Lütfen yağmur duası yazısının "Not: Vurgulayayım, bahsettiğim" ile başlayıp "hatta, kalbini kırarım." ifadesine kadar süren kısmını, "camide" yerine "mescitte" koyarak yeniden yazın.

• _Metin parçası_
···
12 Ağustos 2007

Yağmur Duası

Harikulade insan, ebedi onursal Ankara Büyükşehir Belediye Başkanım Melih Gökçek, “Yağmur duasına ateistler karşı çıkıyor” gibi bir şeyler saçmalamış. Son zamanlarda ülke çapında her an karşımıza çıkan “bizden değilsen onlardansın” yaklaşımına şahane bir örnek vermiş. Sen kalk “Allah’ın işi, Allah’ın bu kadar afet vereceğini öngöremedik, öngören varsa gereğini yapsaydı” diye atıp tut, dalga geçer gibi “tatile çıkın” de, 15 yıllık başkanlığında, ne zamandır söylenen kuraklık tehlikesine karşı kıçını kaldırıp iki boruyu döşeme, sonra çıkıp dua et, halk tabii tepki gösterir. Otur işini yap be adam!

Bir de şu var, “modern” kesimde devamlı (mesela akşam haberleri sırasında, evde) karşılaştığım bir yaklaşım; “keh keh keh, yağmur duası ediyorlar yauuw, hiç olacak iş mi?”. Bu yaklaşımın kaynağı, sanırım “Bak bak dincilere bak, yağmuru bile duayla yağdırıcalar akılları sıra, şeriatı da getirir bunlar yakında” korkusu. “Toplumsal cinnet”in bir etkisi yani. (Diğer bir sebep de elleri aşağıya doğru tutmaları olabilir tabi, alışıldık bir görüntü değil, komik geliyor insana.) Allah allah, sen “oğlum/kızım şu sınavı geçsin” diye dua ediyorsun, “deprem olmasın” diye dua ediyorsun, ama şu sıralarda ülkenin neredeyse yarısının en büyük sorunu olan susuzluğun azalması için yağmur yağmasını isteyen insanlar bunun için dua edince bir Cüneyt Arcayürek, bir Tuncay Özkan (ıssız adaya düşsem yanıma alacağım üç şeyden ikisi) edasıyla, “keh keh” diyorsun? Susuzluktan kırılırken bir umutla camiye giden halka tepeden bakıyorsun? Var mı öyle?

Not: Vurgulayayım, bahsettiğim “keh keh” yaklaşımı, halkın camide dua etmesine karşı olan yaklaşım. Yoksa Melih Gökçek’in “dua edin” demesine ben de derim “keh keh”, daha ağır konuşurum hatta, kalbini kırarım.

05 Ağustos 2007

nasıl delirdin lan?

Çok acayip.
···
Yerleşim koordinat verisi
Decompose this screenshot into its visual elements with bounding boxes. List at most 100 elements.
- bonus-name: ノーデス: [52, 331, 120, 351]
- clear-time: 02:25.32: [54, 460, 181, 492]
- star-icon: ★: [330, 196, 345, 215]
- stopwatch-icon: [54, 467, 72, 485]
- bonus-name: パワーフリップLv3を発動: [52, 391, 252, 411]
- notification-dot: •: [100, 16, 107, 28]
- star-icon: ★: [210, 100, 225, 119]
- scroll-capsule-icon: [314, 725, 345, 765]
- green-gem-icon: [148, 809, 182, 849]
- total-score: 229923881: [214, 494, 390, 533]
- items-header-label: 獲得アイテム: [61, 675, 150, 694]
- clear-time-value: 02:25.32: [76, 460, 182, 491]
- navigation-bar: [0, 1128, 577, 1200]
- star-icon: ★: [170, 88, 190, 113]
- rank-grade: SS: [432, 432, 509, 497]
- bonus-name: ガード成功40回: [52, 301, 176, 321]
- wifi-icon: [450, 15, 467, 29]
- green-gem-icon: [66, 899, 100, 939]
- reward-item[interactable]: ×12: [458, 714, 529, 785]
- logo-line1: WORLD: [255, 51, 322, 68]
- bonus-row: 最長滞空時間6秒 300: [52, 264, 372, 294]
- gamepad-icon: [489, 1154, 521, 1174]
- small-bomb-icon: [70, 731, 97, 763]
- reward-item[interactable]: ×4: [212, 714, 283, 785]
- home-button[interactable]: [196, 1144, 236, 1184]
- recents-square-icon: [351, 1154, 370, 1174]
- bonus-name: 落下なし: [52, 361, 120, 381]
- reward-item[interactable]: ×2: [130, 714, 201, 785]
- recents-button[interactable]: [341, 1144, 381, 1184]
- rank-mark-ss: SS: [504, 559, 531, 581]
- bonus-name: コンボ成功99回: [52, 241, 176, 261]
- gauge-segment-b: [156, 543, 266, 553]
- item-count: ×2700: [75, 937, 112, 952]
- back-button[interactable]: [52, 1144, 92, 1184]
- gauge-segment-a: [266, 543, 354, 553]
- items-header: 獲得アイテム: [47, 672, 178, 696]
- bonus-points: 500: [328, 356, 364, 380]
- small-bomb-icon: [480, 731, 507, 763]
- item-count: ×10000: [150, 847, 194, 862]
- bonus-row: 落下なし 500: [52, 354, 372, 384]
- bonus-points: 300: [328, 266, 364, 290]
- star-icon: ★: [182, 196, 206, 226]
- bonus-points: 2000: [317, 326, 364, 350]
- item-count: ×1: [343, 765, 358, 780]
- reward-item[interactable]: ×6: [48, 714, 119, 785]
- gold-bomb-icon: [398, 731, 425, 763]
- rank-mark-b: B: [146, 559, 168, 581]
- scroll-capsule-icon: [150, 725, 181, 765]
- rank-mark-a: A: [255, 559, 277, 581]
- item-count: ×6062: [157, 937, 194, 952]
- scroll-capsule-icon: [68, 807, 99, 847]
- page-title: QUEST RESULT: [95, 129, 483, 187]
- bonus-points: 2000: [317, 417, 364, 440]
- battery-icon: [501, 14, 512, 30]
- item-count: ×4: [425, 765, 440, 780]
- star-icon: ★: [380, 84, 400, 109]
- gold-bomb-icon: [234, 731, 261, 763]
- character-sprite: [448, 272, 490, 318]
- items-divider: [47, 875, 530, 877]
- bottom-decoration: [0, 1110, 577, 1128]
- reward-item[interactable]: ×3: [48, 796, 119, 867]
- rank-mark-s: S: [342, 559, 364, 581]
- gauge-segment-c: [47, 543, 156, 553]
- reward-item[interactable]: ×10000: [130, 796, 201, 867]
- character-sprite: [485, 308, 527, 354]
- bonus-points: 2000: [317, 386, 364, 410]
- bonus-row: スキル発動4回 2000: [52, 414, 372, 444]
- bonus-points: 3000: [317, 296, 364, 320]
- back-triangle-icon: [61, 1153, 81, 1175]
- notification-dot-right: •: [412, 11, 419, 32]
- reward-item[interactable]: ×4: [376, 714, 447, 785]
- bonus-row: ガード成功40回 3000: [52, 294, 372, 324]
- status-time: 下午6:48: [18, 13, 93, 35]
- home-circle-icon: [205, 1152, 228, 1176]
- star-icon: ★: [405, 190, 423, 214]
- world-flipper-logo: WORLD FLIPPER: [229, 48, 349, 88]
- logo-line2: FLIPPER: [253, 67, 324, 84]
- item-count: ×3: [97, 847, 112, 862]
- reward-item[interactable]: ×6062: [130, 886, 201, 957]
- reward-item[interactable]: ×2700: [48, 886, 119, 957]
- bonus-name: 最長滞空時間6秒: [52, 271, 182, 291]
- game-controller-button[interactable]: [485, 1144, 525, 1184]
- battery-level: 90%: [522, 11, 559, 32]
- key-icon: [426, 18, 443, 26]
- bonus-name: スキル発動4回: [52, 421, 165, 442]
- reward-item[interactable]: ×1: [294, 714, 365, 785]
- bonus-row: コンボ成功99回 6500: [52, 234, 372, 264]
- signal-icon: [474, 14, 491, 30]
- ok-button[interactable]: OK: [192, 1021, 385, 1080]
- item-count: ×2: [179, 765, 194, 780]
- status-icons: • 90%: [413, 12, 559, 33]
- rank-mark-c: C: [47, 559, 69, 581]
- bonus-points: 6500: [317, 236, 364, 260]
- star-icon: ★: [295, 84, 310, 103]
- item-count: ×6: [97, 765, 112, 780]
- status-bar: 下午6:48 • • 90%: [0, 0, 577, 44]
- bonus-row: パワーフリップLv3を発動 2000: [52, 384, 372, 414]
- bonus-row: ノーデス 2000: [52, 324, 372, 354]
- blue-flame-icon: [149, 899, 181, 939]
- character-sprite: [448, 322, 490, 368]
···
• _Çözüm_
Not: Vurgulayayım, bahsettiğim “keh keh” yaklaşımı, halkın mescitte dua etmesine karşı olan yaklaşım. Yoksa Melih Gökçek’in “dua edin” demesine ben de derim “keh keh”, daha ağır konuşurum hatta, kalbini kırarım.